GIVEN REQUEST |
Please copy every line of the records below that holds the word "ylabel".

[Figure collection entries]

/---

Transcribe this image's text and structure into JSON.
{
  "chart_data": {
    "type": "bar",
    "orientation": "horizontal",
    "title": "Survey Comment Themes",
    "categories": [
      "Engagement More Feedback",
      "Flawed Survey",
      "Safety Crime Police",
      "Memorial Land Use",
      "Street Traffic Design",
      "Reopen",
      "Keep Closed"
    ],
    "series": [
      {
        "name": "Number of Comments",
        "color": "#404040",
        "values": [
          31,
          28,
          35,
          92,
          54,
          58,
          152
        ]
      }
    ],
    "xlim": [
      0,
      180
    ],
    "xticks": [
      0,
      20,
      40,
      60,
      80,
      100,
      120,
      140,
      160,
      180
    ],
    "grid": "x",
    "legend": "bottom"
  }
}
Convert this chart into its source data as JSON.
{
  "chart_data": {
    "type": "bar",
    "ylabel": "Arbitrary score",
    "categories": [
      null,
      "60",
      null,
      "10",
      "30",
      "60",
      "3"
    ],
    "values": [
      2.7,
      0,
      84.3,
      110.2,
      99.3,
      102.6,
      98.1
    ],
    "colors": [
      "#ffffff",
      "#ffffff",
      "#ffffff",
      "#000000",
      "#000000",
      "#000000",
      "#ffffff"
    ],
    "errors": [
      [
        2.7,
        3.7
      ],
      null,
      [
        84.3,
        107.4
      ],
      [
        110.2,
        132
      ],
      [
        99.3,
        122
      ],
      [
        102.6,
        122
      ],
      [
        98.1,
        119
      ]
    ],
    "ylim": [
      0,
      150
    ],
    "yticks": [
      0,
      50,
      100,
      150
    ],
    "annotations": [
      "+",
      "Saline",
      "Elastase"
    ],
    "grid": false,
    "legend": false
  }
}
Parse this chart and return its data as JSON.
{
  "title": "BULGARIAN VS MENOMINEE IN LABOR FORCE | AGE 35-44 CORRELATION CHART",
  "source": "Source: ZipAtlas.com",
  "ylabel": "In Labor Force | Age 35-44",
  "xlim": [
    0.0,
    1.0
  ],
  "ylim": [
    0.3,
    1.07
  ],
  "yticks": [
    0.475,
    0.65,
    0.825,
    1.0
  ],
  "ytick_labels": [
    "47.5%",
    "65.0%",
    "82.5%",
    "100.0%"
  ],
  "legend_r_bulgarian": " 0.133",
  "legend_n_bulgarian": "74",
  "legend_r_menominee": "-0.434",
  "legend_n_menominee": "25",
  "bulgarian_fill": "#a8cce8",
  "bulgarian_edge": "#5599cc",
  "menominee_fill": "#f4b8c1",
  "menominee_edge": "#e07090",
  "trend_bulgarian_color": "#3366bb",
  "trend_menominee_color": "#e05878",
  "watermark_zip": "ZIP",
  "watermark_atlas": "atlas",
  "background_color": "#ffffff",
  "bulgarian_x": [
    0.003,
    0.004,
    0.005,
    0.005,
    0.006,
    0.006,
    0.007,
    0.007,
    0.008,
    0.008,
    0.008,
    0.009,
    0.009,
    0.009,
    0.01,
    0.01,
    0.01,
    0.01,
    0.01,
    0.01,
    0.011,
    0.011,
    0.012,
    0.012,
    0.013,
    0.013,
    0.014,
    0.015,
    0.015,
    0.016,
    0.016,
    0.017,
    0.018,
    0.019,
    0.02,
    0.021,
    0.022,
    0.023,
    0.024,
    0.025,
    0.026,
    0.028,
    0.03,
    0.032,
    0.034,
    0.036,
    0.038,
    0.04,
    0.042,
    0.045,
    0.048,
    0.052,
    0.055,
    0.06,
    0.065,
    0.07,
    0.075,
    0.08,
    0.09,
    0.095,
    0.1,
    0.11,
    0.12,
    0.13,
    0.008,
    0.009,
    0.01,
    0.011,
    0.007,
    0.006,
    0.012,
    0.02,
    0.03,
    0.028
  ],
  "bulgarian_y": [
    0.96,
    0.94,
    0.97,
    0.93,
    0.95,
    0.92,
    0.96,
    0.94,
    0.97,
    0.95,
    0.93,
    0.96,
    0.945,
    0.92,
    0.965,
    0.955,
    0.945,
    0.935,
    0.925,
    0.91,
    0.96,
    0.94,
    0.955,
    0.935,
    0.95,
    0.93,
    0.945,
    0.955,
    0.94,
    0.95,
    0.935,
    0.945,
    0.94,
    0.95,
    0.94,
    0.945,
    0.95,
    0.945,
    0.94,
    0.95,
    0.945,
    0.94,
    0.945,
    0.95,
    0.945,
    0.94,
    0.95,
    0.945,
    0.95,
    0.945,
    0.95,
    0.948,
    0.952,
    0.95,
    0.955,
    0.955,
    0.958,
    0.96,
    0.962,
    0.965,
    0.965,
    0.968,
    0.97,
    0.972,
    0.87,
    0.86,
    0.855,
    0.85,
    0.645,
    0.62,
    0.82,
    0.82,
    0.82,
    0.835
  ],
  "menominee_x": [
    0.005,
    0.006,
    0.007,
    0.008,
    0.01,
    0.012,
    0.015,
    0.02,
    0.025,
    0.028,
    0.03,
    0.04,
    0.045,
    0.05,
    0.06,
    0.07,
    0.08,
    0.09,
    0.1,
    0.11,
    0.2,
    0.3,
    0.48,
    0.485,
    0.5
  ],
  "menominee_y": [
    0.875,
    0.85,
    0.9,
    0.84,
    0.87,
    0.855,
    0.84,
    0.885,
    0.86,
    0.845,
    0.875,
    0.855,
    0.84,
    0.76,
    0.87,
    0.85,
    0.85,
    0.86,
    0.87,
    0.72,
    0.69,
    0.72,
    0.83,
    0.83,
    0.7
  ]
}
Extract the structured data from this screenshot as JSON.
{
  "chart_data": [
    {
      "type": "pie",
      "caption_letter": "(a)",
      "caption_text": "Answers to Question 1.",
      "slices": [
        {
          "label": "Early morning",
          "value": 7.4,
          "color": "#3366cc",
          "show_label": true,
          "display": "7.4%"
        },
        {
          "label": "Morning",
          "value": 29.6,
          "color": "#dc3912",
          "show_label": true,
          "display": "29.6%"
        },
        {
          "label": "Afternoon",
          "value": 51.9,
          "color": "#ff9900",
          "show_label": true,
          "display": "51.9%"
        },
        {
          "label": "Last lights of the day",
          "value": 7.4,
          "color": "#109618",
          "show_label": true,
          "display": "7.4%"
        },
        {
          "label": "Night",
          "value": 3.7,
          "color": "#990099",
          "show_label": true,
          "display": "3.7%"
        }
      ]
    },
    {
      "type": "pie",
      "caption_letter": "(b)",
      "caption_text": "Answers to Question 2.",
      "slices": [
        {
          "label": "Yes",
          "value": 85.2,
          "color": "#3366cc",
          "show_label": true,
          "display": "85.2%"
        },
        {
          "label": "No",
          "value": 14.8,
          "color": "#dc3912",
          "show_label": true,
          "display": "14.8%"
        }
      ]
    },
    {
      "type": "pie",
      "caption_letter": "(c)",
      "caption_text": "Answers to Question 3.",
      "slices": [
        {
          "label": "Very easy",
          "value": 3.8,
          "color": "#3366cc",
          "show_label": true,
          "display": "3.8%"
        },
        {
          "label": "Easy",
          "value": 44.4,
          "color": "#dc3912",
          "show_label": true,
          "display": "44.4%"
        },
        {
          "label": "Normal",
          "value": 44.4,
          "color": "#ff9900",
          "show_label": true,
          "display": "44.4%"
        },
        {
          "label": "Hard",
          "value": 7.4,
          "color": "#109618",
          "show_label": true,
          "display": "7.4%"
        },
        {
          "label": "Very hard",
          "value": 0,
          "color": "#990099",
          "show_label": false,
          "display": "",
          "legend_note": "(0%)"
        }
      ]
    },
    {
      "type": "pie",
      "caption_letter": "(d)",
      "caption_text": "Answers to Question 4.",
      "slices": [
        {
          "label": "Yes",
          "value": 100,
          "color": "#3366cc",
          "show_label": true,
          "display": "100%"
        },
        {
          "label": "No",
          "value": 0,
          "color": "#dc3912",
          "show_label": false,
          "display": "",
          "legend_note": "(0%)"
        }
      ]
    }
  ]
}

\---

REPLY TO THE EXERCISE |
    "ylabel": "Arbitrary score",
  "ylabel": "In Labor Force | Age 35-44",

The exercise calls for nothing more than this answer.